> _ФРАГМЕНТ ТЕКСТА_:
================================
Гитлер же этого очень долго не понимал. Даже после начала войны с СССР, 16 июля 1941 года, он, как рассказал Шелленбергу Гейдрих, ставил перед гестапо такую задачу.

«Гитлер настаивает на скорейшем создании хорошо спланированной системы информации – такой системы, которой могло бы позавидовать даже НКВД; надежной, беспощадной и работающей круглосуточно, так, чтобы никто – никакой лидер, подобный Сталину, – не мог бы возвыситься, прикрываясь флагом подпольного движения, ни в какой части России. Такую личность, если она когда-либо появится, надлежит своевременно распознать и уничтожить. Он считает, что в своей массе русский народ не представляет никакой опасности. Он опасен только потому, что заключает в себе силу, позволяющую создавать и развивать возможности, заложенные в характере таких личностей».

Как видите, Гитлер, зацикленный на «личностях», образно говоря, ставит телегу впереди лошади, запутывая тему словами, не имеющими под собой конкретного содержания. Как 190 млн. граждан СССР «развивали возможности, заложенные в характере» личности Сталина? Что это конкретно означает? Бред! Просто Сталин делал то, что ожидало от него большинство советского народа, и именно за это советский народ, плюя на широко рекламируемые немцами прелести «свободного мира», уходя в лес и создавая партизанский отряд, называл его «За Сталина». (Это реальное название одного из отрядов крымских партизан.)

Однако вернемся в мирное время.

Исходя из того, что я написал выше, может сложиться логичное впечатление, что подчиненные – это толпа, пригодная только для манипулирования ею и нуждающаяся в постоянном контроле. То, что это толпа, – от этого никуда не денешься, и манипулировать ею, конечно, можно, однако такой подход к подчиненным перегрузит вас работой по контролю за ними, не даст ожидаемого эффекта, но, главное, лишит вас удовольствия от вашей работы, превратив ее в неинтересную рутину.
================================
> _ИСХОДНЫЕ МАТЕРИАЛЫ_:
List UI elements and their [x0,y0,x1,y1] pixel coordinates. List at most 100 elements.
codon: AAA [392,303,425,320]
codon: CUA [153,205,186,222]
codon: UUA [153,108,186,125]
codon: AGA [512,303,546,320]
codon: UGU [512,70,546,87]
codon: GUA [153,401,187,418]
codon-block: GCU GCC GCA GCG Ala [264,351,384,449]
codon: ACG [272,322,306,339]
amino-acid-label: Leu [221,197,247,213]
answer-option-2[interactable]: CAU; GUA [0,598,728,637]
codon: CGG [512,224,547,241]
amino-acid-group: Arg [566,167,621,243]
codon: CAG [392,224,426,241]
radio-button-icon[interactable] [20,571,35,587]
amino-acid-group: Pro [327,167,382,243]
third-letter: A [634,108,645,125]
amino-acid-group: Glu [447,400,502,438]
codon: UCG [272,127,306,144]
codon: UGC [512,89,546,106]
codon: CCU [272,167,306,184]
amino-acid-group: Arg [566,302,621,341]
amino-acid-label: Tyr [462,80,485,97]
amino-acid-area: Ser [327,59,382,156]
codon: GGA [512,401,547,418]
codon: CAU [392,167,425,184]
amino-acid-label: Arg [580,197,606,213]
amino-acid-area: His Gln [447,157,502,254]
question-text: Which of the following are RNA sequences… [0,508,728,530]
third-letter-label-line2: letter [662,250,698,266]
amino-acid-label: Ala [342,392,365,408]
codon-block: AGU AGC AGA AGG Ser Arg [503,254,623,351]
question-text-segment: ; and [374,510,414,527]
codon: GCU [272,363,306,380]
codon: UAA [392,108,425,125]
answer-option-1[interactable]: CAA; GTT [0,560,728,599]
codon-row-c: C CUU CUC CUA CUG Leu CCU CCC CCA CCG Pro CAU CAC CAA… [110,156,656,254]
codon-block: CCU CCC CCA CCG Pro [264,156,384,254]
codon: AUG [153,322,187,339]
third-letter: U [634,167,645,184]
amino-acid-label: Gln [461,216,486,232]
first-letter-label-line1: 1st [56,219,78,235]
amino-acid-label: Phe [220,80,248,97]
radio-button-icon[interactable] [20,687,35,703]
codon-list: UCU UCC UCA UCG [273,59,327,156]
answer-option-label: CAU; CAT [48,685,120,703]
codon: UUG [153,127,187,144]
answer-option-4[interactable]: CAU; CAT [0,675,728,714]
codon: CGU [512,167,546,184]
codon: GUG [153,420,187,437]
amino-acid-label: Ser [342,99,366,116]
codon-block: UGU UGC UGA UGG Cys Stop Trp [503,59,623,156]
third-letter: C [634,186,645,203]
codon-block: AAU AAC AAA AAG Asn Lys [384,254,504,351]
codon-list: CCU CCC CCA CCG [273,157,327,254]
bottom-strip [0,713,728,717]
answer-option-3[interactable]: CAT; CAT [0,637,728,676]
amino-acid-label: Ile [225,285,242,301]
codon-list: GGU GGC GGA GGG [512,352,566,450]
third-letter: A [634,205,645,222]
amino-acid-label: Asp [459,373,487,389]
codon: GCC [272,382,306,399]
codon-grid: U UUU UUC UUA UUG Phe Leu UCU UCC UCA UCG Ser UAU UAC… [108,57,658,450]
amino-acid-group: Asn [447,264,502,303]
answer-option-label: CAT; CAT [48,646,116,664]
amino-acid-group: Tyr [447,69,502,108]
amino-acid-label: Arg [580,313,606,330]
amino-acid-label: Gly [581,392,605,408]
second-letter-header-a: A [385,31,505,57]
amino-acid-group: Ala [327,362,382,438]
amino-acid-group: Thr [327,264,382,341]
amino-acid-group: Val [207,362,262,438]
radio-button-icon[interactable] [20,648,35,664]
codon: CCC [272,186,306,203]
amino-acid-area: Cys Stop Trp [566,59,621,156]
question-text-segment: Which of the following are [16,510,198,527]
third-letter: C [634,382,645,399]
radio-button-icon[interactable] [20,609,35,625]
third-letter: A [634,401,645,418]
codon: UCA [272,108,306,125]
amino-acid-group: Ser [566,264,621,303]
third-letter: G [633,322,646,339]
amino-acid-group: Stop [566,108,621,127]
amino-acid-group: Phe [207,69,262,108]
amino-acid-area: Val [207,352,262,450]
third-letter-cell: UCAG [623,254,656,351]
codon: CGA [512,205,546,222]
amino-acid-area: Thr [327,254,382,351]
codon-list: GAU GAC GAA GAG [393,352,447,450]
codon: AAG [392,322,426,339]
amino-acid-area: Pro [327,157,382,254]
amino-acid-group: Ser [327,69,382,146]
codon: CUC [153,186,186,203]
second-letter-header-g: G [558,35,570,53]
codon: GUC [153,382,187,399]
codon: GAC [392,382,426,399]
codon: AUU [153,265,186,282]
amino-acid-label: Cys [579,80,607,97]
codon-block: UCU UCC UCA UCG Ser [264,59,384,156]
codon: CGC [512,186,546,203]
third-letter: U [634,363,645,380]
================================
> _ВОПРОСЫ И ЗАДАНИЯ_:
1. Как назывался один из отрядов крымских партизан, согласно фрагменту о Гитлере и Сталине?
2. Продолжите фрагмент о Гитлере и Сталине после его последнего предложения.

> _ОТВЕТЫ_:
1. «За Сталина».

2.
Подчиненные могут быть умнее и глупее, с более широким кругозором и с более узким, они могут получить удовольствие от работы и без вас, а могут ненавидеть свою работу и одиннадцать месяцев в году ожидать тот единственный, когда они смогут избавиться от работы и уйти в отпуск. Но даже в последнем случае они осваивают поручаемое им дело настолько, что способны в нем на творчество – на получение результатов новых для них, а порою и вообще новых.

Творчество рабочих

Поскольку самыми первыми подчиненными являются рабочие, то расскажу вот какой случай. В бытность мою начальником ЦЗЛ, в цехе № 6 случилась авария (я о ней уже упоминал), закончившаяся гибелью бригадира печи, инвалидностью начальника смены и травмой плавильщика – в печи произошел взрыв. Причиной взрыва занималась, как в таких случаях полагается, комиссия Министерства и Госгортехнадзора, но в первую очередь занимался сам завод, поскольку, сами понимаете, нам на этих печах работать, и нас их безопасность волновала больше всего.

Печи 6-го цеха сверхмощные, таких в мире не было, да, пожалуй, и сейчас нет. Взрыв имел свои специфические особенности отличные от взрывов на менее мощных печах, но причина его оставалась прежней – в печь поступала вода из охлаждаемых конструкций свода печи, и прекратить её поступление вовремя не успели. На маломощных печах, скажем, на печах мощностью 21 МВА (мегавольтампер) в подавляющем числе случаев взрыв под сводом срывал клапаны на своде печи и не влек за собою большого ущерба и тем более человеческих жертв, а взрыв на печи мощностью 63 МВА разворотил весь свод и, как видите, окончился трагедией. И на печах 21 МВА настоятельно требовалось быстро находить утечку воды, но теперь стало ясно, что это вопрос первостепенной важности. Тогдашний главный инженер завода Ю.Я.Кашаев собрал совещание и потребовал ото всех специалистов и инженеров срочно искать способы быстро обнаруживать прогоревший элемент свода, чтобы быстро отключить его от охлаждения и прекратить утечку воды под свод.

Искал технический способ решения этого вопроса и я, хотя, по большому счету, это был вопрос мехоборудования печей, а не их технологии, поэтому я это делал, как говорится, в порядке личной инициативы. Представьте суть проблемы.

Над колошником – над огромным костром, из которого могут выбиваться струи раскаленных до 2000° газов, находятся плиты свода, элементы загрузочных воронок и детали крепления свода – всего до 40 устройств, которые охлаждаются циркулирующей в них водой. Немного об этом.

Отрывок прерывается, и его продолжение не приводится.